▸ Stored data
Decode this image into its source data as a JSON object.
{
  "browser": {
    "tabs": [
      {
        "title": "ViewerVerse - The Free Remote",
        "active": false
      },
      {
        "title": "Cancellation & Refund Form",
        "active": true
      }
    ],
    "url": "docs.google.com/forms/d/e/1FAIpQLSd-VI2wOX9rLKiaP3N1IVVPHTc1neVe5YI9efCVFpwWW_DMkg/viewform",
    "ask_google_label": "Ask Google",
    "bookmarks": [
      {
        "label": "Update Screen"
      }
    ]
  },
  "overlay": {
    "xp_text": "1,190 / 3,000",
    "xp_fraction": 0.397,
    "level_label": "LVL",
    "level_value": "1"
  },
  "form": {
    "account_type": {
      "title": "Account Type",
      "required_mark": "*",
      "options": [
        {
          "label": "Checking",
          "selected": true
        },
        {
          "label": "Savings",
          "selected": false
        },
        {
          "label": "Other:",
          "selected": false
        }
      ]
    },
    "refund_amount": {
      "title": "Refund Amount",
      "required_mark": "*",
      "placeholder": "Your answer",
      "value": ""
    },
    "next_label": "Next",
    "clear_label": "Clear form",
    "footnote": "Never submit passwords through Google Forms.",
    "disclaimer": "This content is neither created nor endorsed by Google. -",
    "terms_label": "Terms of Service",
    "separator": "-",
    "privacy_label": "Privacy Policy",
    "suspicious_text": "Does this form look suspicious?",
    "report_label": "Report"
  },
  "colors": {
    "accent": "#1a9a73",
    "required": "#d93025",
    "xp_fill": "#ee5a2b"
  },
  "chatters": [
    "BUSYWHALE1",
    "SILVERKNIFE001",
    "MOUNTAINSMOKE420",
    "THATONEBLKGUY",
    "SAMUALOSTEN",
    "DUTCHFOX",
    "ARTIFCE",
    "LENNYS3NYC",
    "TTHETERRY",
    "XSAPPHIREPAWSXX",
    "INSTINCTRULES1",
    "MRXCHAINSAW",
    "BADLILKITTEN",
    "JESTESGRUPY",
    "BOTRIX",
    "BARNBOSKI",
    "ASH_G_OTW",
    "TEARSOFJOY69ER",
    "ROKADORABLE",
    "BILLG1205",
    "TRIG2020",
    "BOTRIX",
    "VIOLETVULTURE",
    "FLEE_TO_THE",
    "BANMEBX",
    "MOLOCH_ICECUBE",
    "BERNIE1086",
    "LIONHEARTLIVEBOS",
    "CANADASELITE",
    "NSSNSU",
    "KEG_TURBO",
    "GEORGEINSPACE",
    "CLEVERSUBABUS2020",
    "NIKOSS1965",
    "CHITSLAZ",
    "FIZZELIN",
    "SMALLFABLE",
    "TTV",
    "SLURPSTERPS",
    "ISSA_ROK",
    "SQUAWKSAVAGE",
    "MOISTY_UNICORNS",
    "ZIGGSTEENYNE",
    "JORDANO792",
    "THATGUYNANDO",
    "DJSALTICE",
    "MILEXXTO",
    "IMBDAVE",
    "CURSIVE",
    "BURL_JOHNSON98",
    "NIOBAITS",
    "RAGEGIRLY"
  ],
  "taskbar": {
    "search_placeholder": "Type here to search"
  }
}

▸ What is expected
All of the data needs to be reproduced exactly, with no line missing.

▸ Answer in full
Decode this image into its source data as a JSON object.
{
  "browser": {
    "tabs": [
      {
        "title": "ViewerVerse - The Free Remote",
        "active": false
      },
      {
        "title": "Cancellation & Refund Form",
        "active": true
      }
    ],
    "url": "docs.google.com/forms/d/e/1FAIpQLSd-VI2wOX9rLKiaP3N1IVVPHTc1neVe5YI9efCVFpwWW_DMkg/viewform",
    "ask_google_label": "Ask Google",
    "bookmarks": [
      {
        "label": "Update Screen"
      }
    ]
  },
  "overlay": {
    "xp_text": "1,190 / 3,000",
    "xp_fraction": 0.397,
    "level_label": "LVL",
    "level_value": "1"
  },
  "form": {
    "account_type": {
      "title": "Account Type",
      "required_mark": "*",
      "options": [
        {
          "label": "Checking",
          "selected": true
        },
        {
          "label": "Savings",
          "selected": false
        },
        {
          "label": "Other:",
          "selected": false
        }
      ]
    },
    "refund_amount": {
      "title": "Refund Amount",
      "required_mark": "*",
      "placeholder": "Your answer",
      "value": ""
    },
    "next_label": "Next",
    "clear_label": "Clear form",
    "footnote": "Never submit passwords through Google Forms.",
    "disclaimer": "This content is neither created nor endorsed by Google. -",
    "terms_label": "Terms of Service",
    "separator": "-",
    "privacy_label": "Privacy Policy",
    "suspicious_text": "Does this form look suspicious?",
    "report_label": "Report"
  },
  "colors": {
    "accent": "#1a9a73",
    "required": "#d93025",
    "xp_fill": "#ee5a2b"
  },
  "chatters": [
    "BUSYWHALE1",
    "SILVERKNIFE001",
    "MOUNTAINSMOKE420",
    "THATONEBLKGUY",
    "SAMUALOSTEN",
    "DUTCHFOX",
    "ARTIFCE",
    "LENNYS3NYC",
    "TTHETERRY",
    "XSAPPHIREPAWSXX",
    "INSTINCTRULES1",
    "MRXCHAINSAW",
    "BADLILKITTEN",
    "JESTESGRUPY",
    "BOTRIX",
    "BARNBOSKI",
    "ASH_G_OTW",
    "TEARSOFJOY69ER",
    "ROKADORABLE",
    "BILLG1205",
    "TRIG2020",
    "BOTRIX",
    "VIOLETVULTURE",
    "FLEE_TO_THE",
    "BANMEBX",
    "MOLOCH_ICECUBE",
    "BERNIE1086",
    "LIONHEARTLIVEBOS",
    "CANADASELITE",
    "NSSNSU",
    "KEG_TURBO",
    "GEORGEINSPACE",
    "CLEVERSUBABUS2020",
    "NIKOSS1965",
    "CHITSLAZ",
    "FIZZELIN",
    "SMALLFABLE",
    "TTV",
    "SLURPSTERPS",
    "ISSA_ROK",
    "SQUAWKSAVAGE",
    "MOISTY_UNICORNS",
    "ZIGGSTEENYNE",
    "JORDANO792",
    "THATGUYNANDO",
    "DJSALTICE",
    "MILEXXTO",
    "IMBDAVE",
    "CURSIVE",
    "BURL_JOHNSON98",
    "NIOBAITS",
    "RAGEGIRLY"
  ],
  "taskbar": {
    "search_placeholder": "Type here to search"
  }
}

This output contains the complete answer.